(Dataset listings of figures)
#####
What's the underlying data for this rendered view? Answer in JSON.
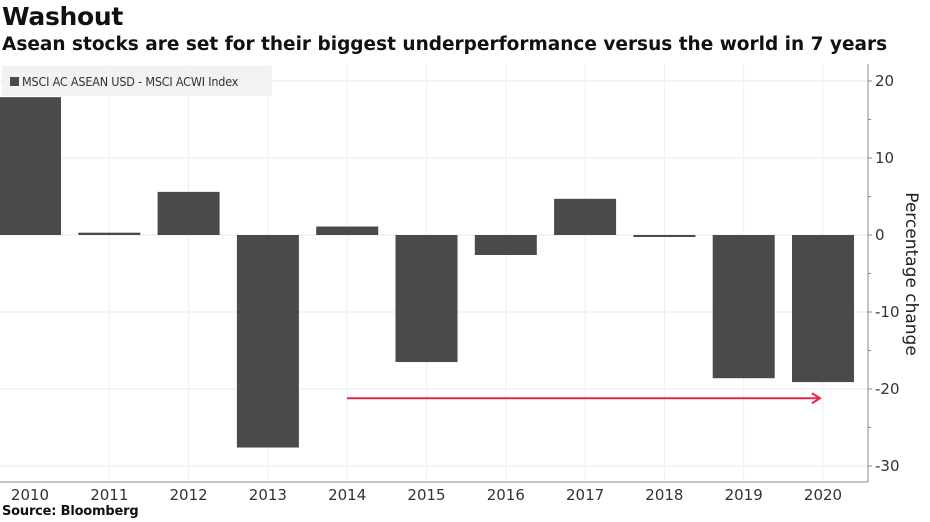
{
  "header": {
    "title": "Washout",
    "subtitle": "Asean stocks are set for their biggest underperformance versus the world in 7 years"
  },
  "footer": {
    "source": "Source: Bloomberg"
  },
  "colors": {
    "bar": "#4a4a4a",
    "arrow": "#e0284a",
    "grid": "#e8e8e8",
    "axis": "#888888"
  },
  "chart_data": {
    "type": "bar",
    "title": "Washout",
    "subtitle": "Asean stocks are set for their biggest underperformance versus the world in 7 years",
    "xlabel": "",
    "ylabel": "Percentage change",
    "legend": {
      "entries": [
        "MSCI AC ASEAN USD - MSCI ACWI Index"
      ],
      "placement": "top-left"
    },
    "categories": [
      "2010",
      "2011",
      "2012",
      "2013",
      "2014",
      "2015",
      "2016",
      "2017",
      "2018",
      "2019",
      "2020"
    ],
    "series": [
      {
        "name": "MSCI AC ASEAN USD - MSCI ACWI Index",
        "values": [
          17.9,
          0.3,
          5.6,
          -27.6,
          1.1,
          -16.5,
          -2.6,
          4.7,
          -0.1,
          -18.6,
          -19.1
        ]
      }
    ],
    "ylim": [
      -32,
      22
    ],
    "yticks": [
      20,
      10,
      0,
      -10,
      -20,
      -30
    ],
    "y_axis_side": "right",
    "grid": true,
    "annotations": [
      {
        "type": "arrow",
        "description": "Red arrow pointing right at about -21, spanning from 2014 to 2020",
        "from_x": "2014",
        "to_x": "2020",
        "y": -21.2
      }
    ],
    "source": "Source: Bloomberg"
  }
}
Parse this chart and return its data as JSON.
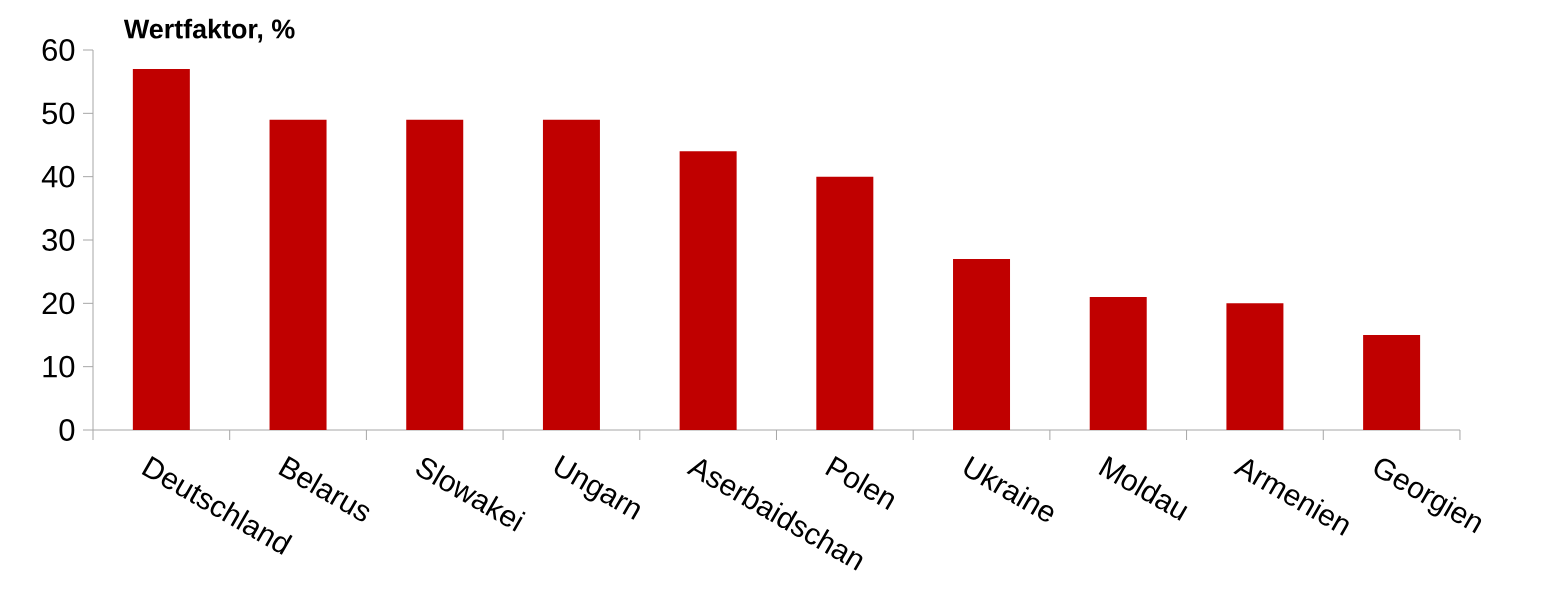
{
  "chart_data": {
    "type": "bar",
    "title": "Wertfaktor, %",
    "categories": [
      "Deutschland",
      "Belarus",
      "Slowakei",
      "Ungarn",
      "Aserbaidschan",
      "Polen",
      "Ukraine",
      "Moldau",
      "Armenien",
      "Georgien"
    ],
    "values": [
      57,
      49,
      49,
      49,
      44,
      40,
      27,
      21,
      20,
      15
    ],
    "color": "#c00000",
    "ylim": [
      0,
      60
    ],
    "yticks": [
      0,
      10,
      20,
      30,
      40,
      50,
      60
    ],
    "grid": false
  }
}
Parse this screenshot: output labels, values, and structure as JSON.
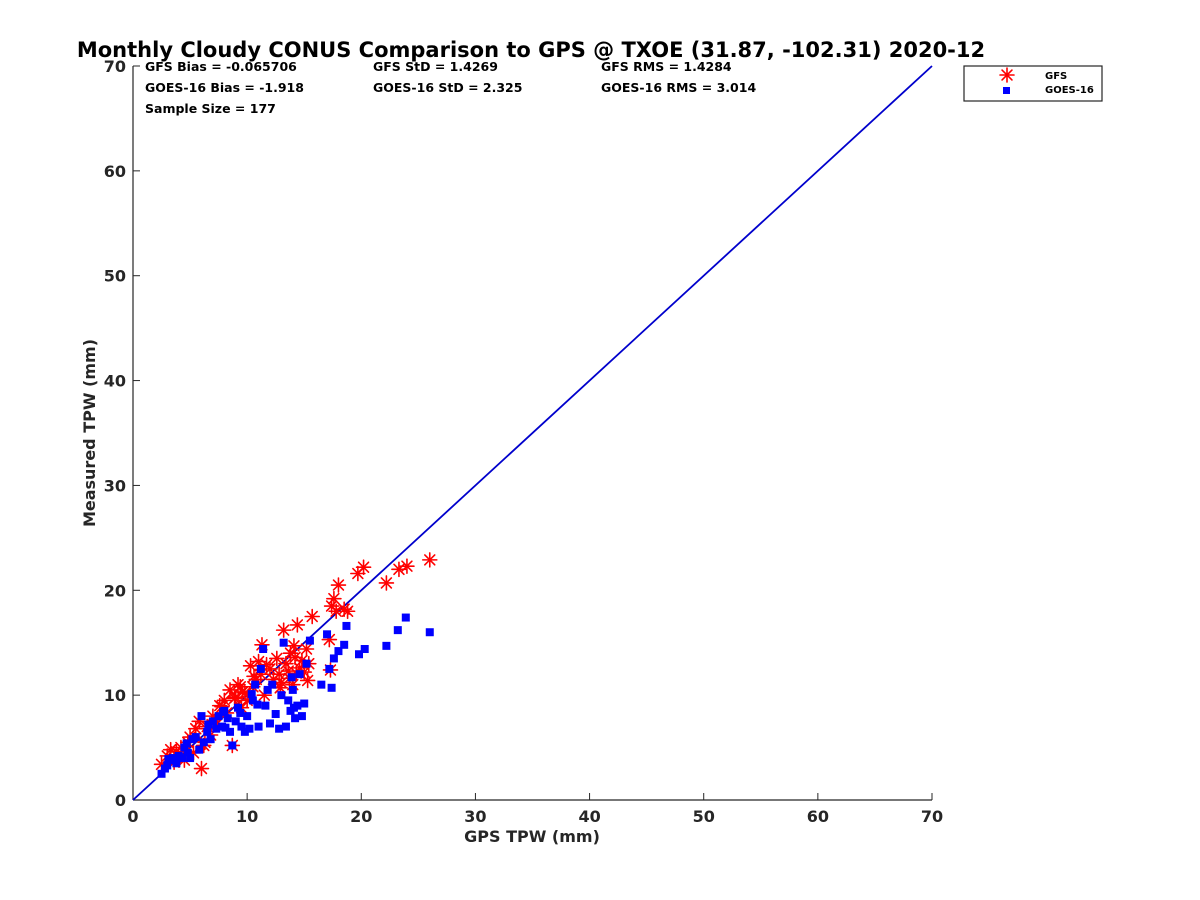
{
  "chart_data": {
    "type": "scatter",
    "title": "Monthly Cloudy CONUS Comparison to GPS @ TXOE (31.87, -102.31) 2020-12",
    "xlabel": "GPS TPW (mm)",
    "ylabel": "Measured TPW (mm)",
    "xlim": [
      0,
      70
    ],
    "ylim": [
      0,
      70
    ],
    "xticks": [
      "0",
      "10",
      "20",
      "30",
      "40",
      "50",
      "60",
      "70"
    ],
    "yticks": [
      "0",
      "10",
      "20",
      "30",
      "40",
      "50",
      "60",
      "70"
    ],
    "grid": false,
    "legend_position": "top-right",
    "reference_line": {
      "name": "1:1 line",
      "color": "#0000cc",
      "x": [
        0,
        70
      ],
      "y": [
        0,
        70
      ]
    },
    "stats": {
      "gfs_bias": "GFS Bias = -0.065706",
      "goes_bias": "GOES-16 Bias = -1.918",
      "sample_size": "Sample Size = 177",
      "gfs_std": "GFS StD = 1.4269",
      "goes_std": "GOES-16 StD = 2.325",
      "gfs_rms": "GFS RMS = 1.4284",
      "goes_rms": "GOES-16 RMS = 3.014"
    },
    "series": [
      {
        "name": "GFS",
        "marker": "asterisk",
        "color": "#ff0000",
        "points": [
          [
            2.5,
            3.4
          ],
          [
            3.0,
            4.2
          ],
          [
            3.3,
            4.8
          ],
          [
            3.6,
            3.6
          ],
          [
            4.0,
            4.3
          ],
          [
            4.2,
            5.0
          ],
          [
            4.5,
            3.8
          ],
          [
            4.8,
            5.5
          ],
          [
            5.0,
            6.0
          ],
          [
            5.3,
            4.5
          ],
          [
            5.5,
            6.8
          ],
          [
            5.8,
            7.5
          ],
          [
            6.0,
            3.0
          ],
          [
            6.2,
            5.2
          ],
          [
            6.5,
            7.0
          ],
          [
            6.8,
            6.2
          ],
          [
            7.0,
            8.0
          ],
          [
            7.3,
            7.2
          ],
          [
            7.6,
            9.0
          ],
          [
            8.0,
            9.5
          ],
          [
            8.2,
            8.3
          ],
          [
            8.5,
            10.5
          ],
          [
            8.7,
            5.2
          ],
          [
            9.0,
            9.8
          ],
          [
            9.2,
            11.0
          ],
          [
            9.5,
            8.8
          ],
          [
            9.8,
            10.2
          ],
          [
            10.0,
            9.5
          ],
          [
            10.3,
            12.8
          ],
          [
            10.5,
            10.8
          ],
          [
            10.8,
            11.5
          ],
          [
            11.0,
            13.2
          ],
          [
            11.2,
            12.0
          ],
          [
            11.3,
            14.8
          ],
          [
            11.5,
            10.0
          ],
          [
            12.0,
            12.5
          ],
          [
            12.3,
            11.5
          ],
          [
            12.6,
            13.5
          ],
          [
            12.8,
            12.0
          ],
          [
            13.0,
            11.2
          ],
          [
            13.2,
            16.2
          ],
          [
            13.4,
            13.0
          ],
          [
            13.6,
            12.3
          ],
          [
            13.8,
            14.0
          ],
          [
            14.0,
            11.0
          ],
          [
            14.2,
            13.6
          ],
          [
            14.4,
            16.7
          ],
          [
            14.6,
            12.6
          ],
          [
            14.8,
            13.3
          ],
          [
            15.0,
            12.2
          ],
          [
            15.2,
            14.4
          ],
          [
            15.4,
            13.0
          ],
          [
            15.7,
            17.5
          ],
          [
            17.2,
            15.3
          ],
          [
            17.3,
            12.4
          ],
          [
            17.4,
            18.5
          ],
          [
            17.6,
            19.2
          ],
          [
            17.8,
            18.0
          ],
          [
            18.0,
            20.5
          ],
          [
            18.5,
            18.2
          ],
          [
            18.8,
            18.0
          ],
          [
            19.7,
            21.6
          ],
          [
            20.2,
            22.2
          ],
          [
            22.2,
            20.7
          ],
          [
            23.3,
            22.0
          ],
          [
            24.0,
            22.3
          ],
          [
            26.0,
            22.9
          ],
          [
            9.4,
            10.8
          ],
          [
            10.6,
            11.8
          ],
          [
            11.7,
            12.9
          ],
          [
            14.3,
            12.1
          ],
          [
            13.7,
            11.6
          ],
          [
            7.8,
            8.9
          ],
          [
            8.9,
            9.7
          ],
          [
            12.9,
            10.7
          ],
          [
            15.3,
            11.4
          ],
          [
            6.3,
            5.5
          ],
          [
            3.8,
            4.6
          ],
          [
            9.6,
            10.3
          ],
          [
            14.1,
            14.7
          ]
        ]
      },
      {
        "name": "GOES-16",
        "marker": "square",
        "color": "#0000ff",
        "points": [
          [
            2.5,
            2.5
          ],
          [
            2.8,
            3.0
          ],
          [
            3.0,
            3.3
          ],
          [
            3.3,
            3.8
          ],
          [
            3.5,
            4.0
          ],
          [
            3.8,
            3.5
          ],
          [
            4.0,
            4.2
          ],
          [
            4.3,
            4.0
          ],
          [
            4.5,
            5.0
          ],
          [
            4.8,
            4.5
          ],
          [
            5.0,
            4.0
          ],
          [
            5.2,
            5.8
          ],
          [
            5.5,
            6.0
          ],
          [
            5.8,
            4.8
          ],
          [
            6.0,
            8.0
          ],
          [
            6.2,
            5.5
          ],
          [
            6.5,
            6.5
          ],
          [
            6.8,
            5.8
          ],
          [
            7.0,
            7.5
          ],
          [
            7.3,
            6.8
          ],
          [
            7.5,
            8.0
          ],
          [
            7.8,
            7.0
          ],
          [
            8.0,
            8.5
          ],
          [
            8.3,
            7.8
          ],
          [
            8.5,
            6.5
          ],
          [
            8.7,
            5.2
          ],
          [
            9.0,
            7.5
          ],
          [
            9.2,
            8.8
          ],
          [
            9.5,
            7.0
          ],
          [
            9.8,
            6.5
          ],
          [
            10.0,
            8.0
          ],
          [
            10.2,
            6.8
          ],
          [
            10.5,
            9.5
          ],
          [
            10.7,
            11.0
          ],
          [
            11.0,
            7.0
          ],
          [
            11.2,
            12.5
          ],
          [
            11.4,
            14.4
          ],
          [
            11.6,
            9.0
          ],
          [
            11.8,
            10.5
          ],
          [
            12.2,
            11.0
          ],
          [
            12.5,
            8.2
          ],
          [
            12.8,
            6.8
          ],
          [
            13.0,
            10.0
          ],
          [
            13.2,
            15.0
          ],
          [
            13.4,
            7.0
          ],
          [
            13.6,
            9.5
          ],
          [
            13.8,
            8.5
          ],
          [
            14.0,
            10.5
          ],
          [
            14.2,
            7.8
          ],
          [
            14.4,
            9.0
          ],
          [
            14.6,
            12.0
          ],
          [
            14.8,
            8.0
          ],
          [
            15.0,
            9.2
          ],
          [
            15.2,
            13.0
          ],
          [
            15.5,
            15.2
          ],
          [
            16.5,
            11.0
          ],
          [
            17.0,
            15.8
          ],
          [
            17.2,
            12.5
          ],
          [
            17.4,
            10.7
          ],
          [
            17.6,
            13.5
          ],
          [
            18.0,
            14.2
          ],
          [
            18.5,
            14.8
          ],
          [
            18.7,
            16.6
          ],
          [
            19.8,
            13.9
          ],
          [
            20.3,
            14.4
          ],
          [
            22.2,
            14.7
          ],
          [
            23.2,
            16.2
          ],
          [
            23.9,
            17.4
          ],
          [
            26.0,
            16.0
          ],
          [
            9.4,
            8.3
          ],
          [
            10.9,
            9.1
          ],
          [
            12.0,
            7.3
          ],
          [
            14.1,
            8.8
          ],
          [
            13.9,
            11.7
          ],
          [
            8.1,
            6.9
          ],
          [
            6.6,
            7.2
          ],
          [
            4.7,
            5.4
          ],
          [
            3.1,
            3.9
          ],
          [
            7.9,
            8.4
          ],
          [
            10.4,
            10.1
          ]
        ]
      }
    ]
  }
}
#####
• Job: Lines holding the word "type" should be counted across the entries; state only how many there are.

• Result of the task: 4